(Figure record extracts)
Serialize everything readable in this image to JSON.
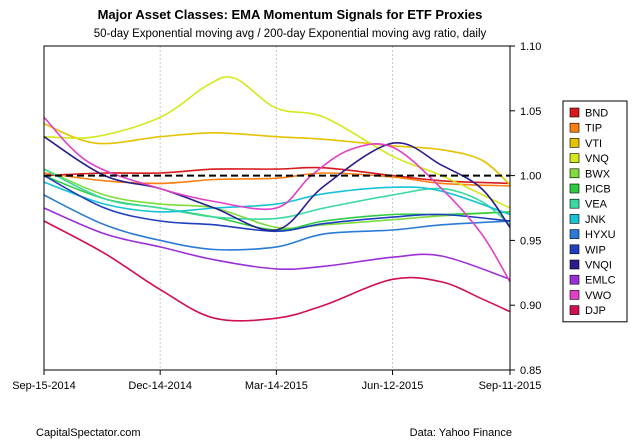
{
  "chart_data": {
    "type": "line",
    "title": "Major Asset Classes: EMA Momentum Signals for ETF Proxies",
    "subtitle": "50-day Exponential moving avg / 200-day Exponential moving avg ratio, daily",
    "x_tick_labels": [
      "Sep-15-2014",
      "Dec-14-2014",
      "Mar-14-2015",
      "Jun-12-2015",
      "Sep-11-2015"
    ],
    "x_tick_dates": [
      "2014-09-15",
      "2014-12-14",
      "2015-03-14",
      "2015-06-12",
      "2015-09-11"
    ],
    "y_tick_labels": [
      "0.85",
      "0.90",
      "0.95",
      "1.00",
      "1.05",
      "1.10"
    ],
    "ylim": [
      0.85,
      1.1
    ],
    "xlim": [
      "2014-09-15",
      "2015-09-11"
    ],
    "reference_line": {
      "y": 1.0,
      "style": "dashed",
      "color": "#000000"
    },
    "grid": "vertical",
    "legend_position": "right",
    "source_left": "CapitalSpectator.com",
    "source_right": "Data: Yahoo Finance",
    "series": [
      {
        "name": "BND",
        "color": "#d7191c",
        "x": [
          "2014-09-15",
          "2014-11-01",
          "2014-12-14",
          "2015-01-25",
          "2015-03-14",
          "2015-04-20",
          "2015-06-12",
          "2015-07-20",
          "2015-09-11"
        ],
        "values": [
          1.0,
          1.002,
          1.002,
          1.005,
          1.005,
          1.006,
          1.0,
          0.996,
          0.994
        ]
      },
      {
        "name": "TIP",
        "color": "#ff7f0e",
        "x": [
          "2014-09-15",
          "2014-11-01",
          "2014-12-14",
          "2015-01-25",
          "2015-03-14",
          "2015-04-20",
          "2015-06-12",
          "2015-07-20",
          "2015-09-11"
        ],
        "values": [
          1.002,
          0.996,
          0.994,
          0.997,
          0.998,
          1.002,
          0.999,
          0.994,
          0.992
        ]
      },
      {
        "name": "VTI",
        "color": "#e6c200",
        "x": [
          "2014-09-15",
          "2014-10-25",
          "2014-12-14",
          "2015-01-25",
          "2015-03-14",
          "2015-04-20",
          "2015-06-12",
          "2015-07-20",
          "2015-08-20",
          "2015-09-11"
        ],
        "values": [
          1.04,
          1.025,
          1.03,
          1.033,
          1.03,
          1.028,
          1.023,
          1.02,
          1.012,
          0.993
        ]
      },
      {
        "name": "VNQ",
        "color": "#d4e81a",
        "x": [
          "2014-09-15",
          "2014-10-25",
          "2014-12-14",
          "2015-01-20",
          "2015-02-10",
          "2015-03-14",
          "2015-04-20",
          "2015-06-12",
          "2015-07-20",
          "2015-09-11"
        ],
        "values": [
          1.03,
          1.03,
          1.045,
          1.07,
          1.075,
          1.052,
          1.045,
          1.015,
          1.0,
          0.975
        ]
      },
      {
        "name": "BWX",
        "color": "#7fdc3c",
        "x": [
          "2014-09-15",
          "2014-11-01",
          "2014-12-14",
          "2015-01-25",
          "2015-03-14",
          "2015-04-20",
          "2015-06-12",
          "2015-07-20",
          "2015-09-11"
        ],
        "values": [
          1.005,
          0.985,
          0.978,
          0.975,
          0.96,
          0.962,
          0.966,
          0.969,
          0.972
        ]
      },
      {
        "name": "PICB",
        "color": "#2ecc40",
        "x": [
          "2014-09-15",
          "2014-11-01",
          "2014-12-14",
          "2015-01-25",
          "2015-03-14",
          "2015-04-20",
          "2015-06-12",
          "2015-07-20",
          "2015-09-11"
        ],
        "values": [
          1.0,
          0.982,
          0.975,
          0.968,
          0.958,
          0.965,
          0.97,
          0.97,
          0.972
        ]
      },
      {
        "name": "VEA",
        "color": "#3dd9a0",
        "x": [
          "2014-09-15",
          "2014-11-01",
          "2014-12-14",
          "2015-01-25",
          "2015-03-14",
          "2015-04-20",
          "2015-06-12",
          "2015-07-20",
          "2015-08-20",
          "2015-09-11"
        ],
        "values": [
          1.005,
          0.982,
          0.975,
          0.968,
          0.967,
          0.975,
          0.985,
          0.99,
          0.98,
          0.962
        ]
      },
      {
        "name": "JNK",
        "color": "#17c3d6",
        "x": [
          "2014-09-15",
          "2014-11-01",
          "2014-12-14",
          "2015-01-25",
          "2015-03-14",
          "2015-04-20",
          "2015-06-12",
          "2015-07-20",
          "2015-09-11"
        ],
        "values": [
          0.995,
          0.978,
          0.972,
          0.975,
          0.978,
          0.986,
          0.991,
          0.988,
          0.97
        ]
      },
      {
        "name": "HYXU",
        "color": "#2b7bd6",
        "x": [
          "2014-09-15",
          "2014-11-01",
          "2014-12-14",
          "2015-01-25",
          "2015-03-14",
          "2015-04-20",
          "2015-06-12",
          "2015-07-20",
          "2015-09-11"
        ],
        "values": [
          0.985,
          0.962,
          0.95,
          0.943,
          0.945,
          0.955,
          0.958,
          0.962,
          0.965
        ]
      },
      {
        "name": "WIP",
        "color": "#1f3fbf",
        "x": [
          "2014-09-15",
          "2014-11-01",
          "2014-12-14",
          "2015-01-25",
          "2015-03-14",
          "2015-04-20",
          "2015-06-12",
          "2015-07-20",
          "2015-09-11"
        ],
        "values": [
          1.0,
          0.975,
          0.965,
          0.962,
          0.957,
          0.963,
          0.968,
          0.97,
          0.965
        ]
      },
      {
        "name": "VNQI",
        "color": "#2a1e8f",
        "x": [
          "2014-09-15",
          "2014-11-01",
          "2014-12-14",
          "2015-01-25",
          "2015-03-14",
          "2015-04-20",
          "2015-06-12",
          "2015-07-20",
          "2015-08-20",
          "2015-09-11"
        ],
        "values": [
          1.03,
          1.0,
          0.99,
          0.975,
          0.958,
          0.992,
          1.025,
          1.008,
          0.99,
          0.96
        ]
      },
      {
        "name": "EMLC",
        "color": "#9b30d9",
        "x": [
          "2014-09-15",
          "2014-11-01",
          "2014-12-14",
          "2015-01-25",
          "2015-03-14",
          "2015-04-20",
          "2015-06-12",
          "2015-07-20",
          "2015-09-11"
        ],
        "values": [
          0.975,
          0.955,
          0.945,
          0.935,
          0.928,
          0.93,
          0.937,
          0.938,
          0.92
        ]
      },
      {
        "name": "VWO",
        "color": "#e040c8",
        "x": [
          "2014-09-15",
          "2014-10-20",
          "2014-12-14",
          "2015-01-25",
          "2015-03-14",
          "2015-04-10",
          "2015-05-10",
          "2015-06-12",
          "2015-07-20",
          "2015-08-20",
          "2015-09-11"
        ],
        "values": [
          1.045,
          1.01,
          0.99,
          0.98,
          0.975,
          1.0,
          1.02,
          1.022,
          0.99,
          0.955,
          0.918
        ]
      },
      {
        "name": "DJP",
        "color": "#d1104f",
        "x": [
          "2014-09-15",
          "2014-11-01",
          "2014-12-14",
          "2015-01-25",
          "2015-03-14",
          "2015-04-20",
          "2015-06-12",
          "2015-07-20",
          "2015-08-20",
          "2015-09-11"
        ],
        "values": [
          0.965,
          0.94,
          0.912,
          0.89,
          0.89,
          0.9,
          0.92,
          0.918,
          0.905,
          0.895
        ]
      }
    ]
  }
}
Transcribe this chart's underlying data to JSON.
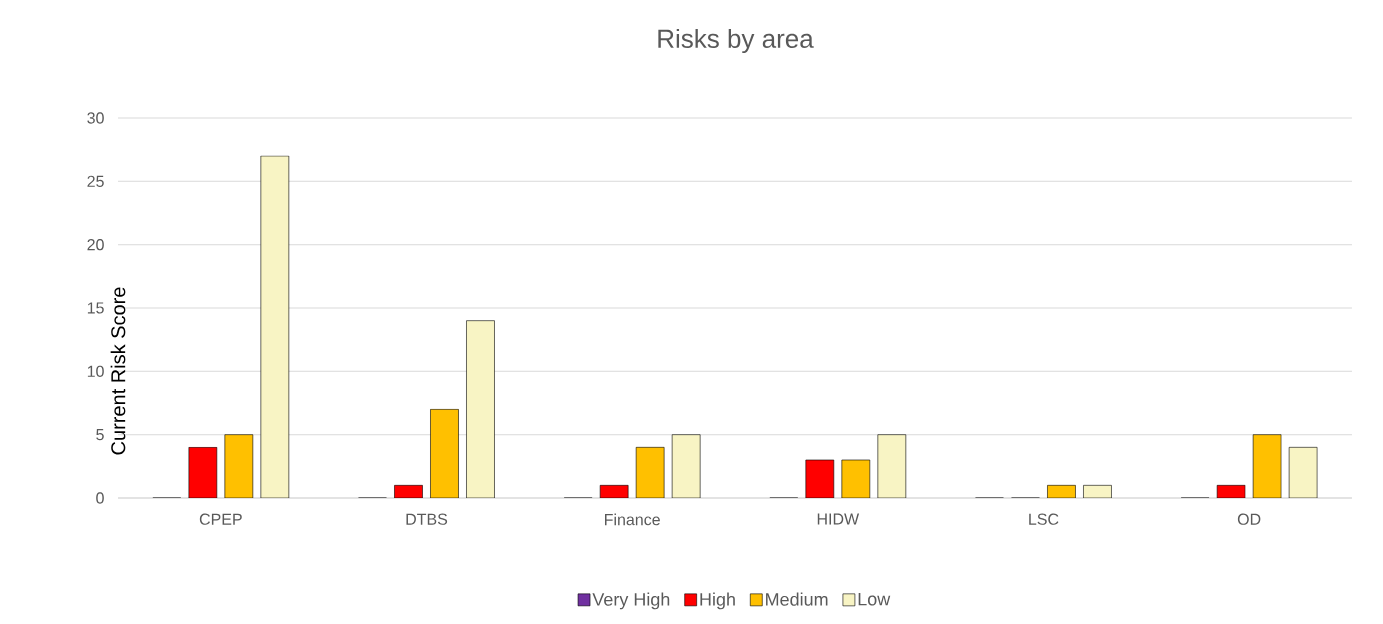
{
  "chart_data": {
    "type": "bar",
    "title": "Risks by area",
    "ylabel": "Current Risk Score",
    "categories": [
      "CPEP",
      "DTBS",
      "Finance",
      "HIDW",
      "LSC",
      "OD"
    ],
    "series": [
      {
        "name": "Very High",
        "color": "#7030a0",
        "values": [
          0,
          0,
          0,
          0,
          0,
          0
        ]
      },
      {
        "name": "High",
        "color": "#ff0000",
        "values": [
          4,
          1,
          1,
          3,
          0,
          1
        ]
      },
      {
        "name": "Medium",
        "color": "#ffc000",
        "values": [
          5,
          7,
          4,
          3,
          1,
          5
        ]
      },
      {
        "name": "Low",
        "color": "#f8f4c4",
        "values": [
          27,
          14,
          5,
          5,
          1,
          4
        ]
      }
    ],
    "ylim": [
      0,
      30
    ],
    "yticks": [
      0,
      5,
      10,
      15,
      20,
      25,
      30
    ],
    "grid": "y",
    "legend": "bottom"
  }
}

* **Given problem**: Copy exactly the lines from the one containing "Transcribe this chart's" through the final line of the records above, both included, and leave out any pictures.

* **Correct result**:
Transcribe this chart's underlying data to JSON.
{
  "chart_data": {
    "type": "bar",
    "title": "Risks by area",
    "ylabel": "Current Risk Score",
    "categories": [
      "CPEP",
      "DTBS",
      "Finance",
      "HIDW",
      "LSC",
      "OD"
    ],
    "series": [
      {
        "name": "Very High",
        "color": "#7030a0",
        "values": [
          0,
          0,
          0,
          0,
          0,
          0
        ]
      },
      {
        "name": "High",
        "color": "#ff0000",
        "values": [
          4,
          1,
          1,
          3,
          0,
          1
        ]
      },
      {
        "name": "Medium",
        "color": "#ffc000",
        "values": [
          5,
          7,
          4,
          3,
          1,
          5
        ]
      },
      {
        "name": "Low",
        "color": "#f8f4c4",
        "values": [
          27,
          14,
          5,
          5,
          1,
          4
        ]
      }
    ],
    "ylim": [
      0,
      30
    ],
    "yticks": [
      0,
      5,
      10,
      15,
      20,
      25,
      30
    ],
    "grid": "y",
    "legend": "bottom"
  }
}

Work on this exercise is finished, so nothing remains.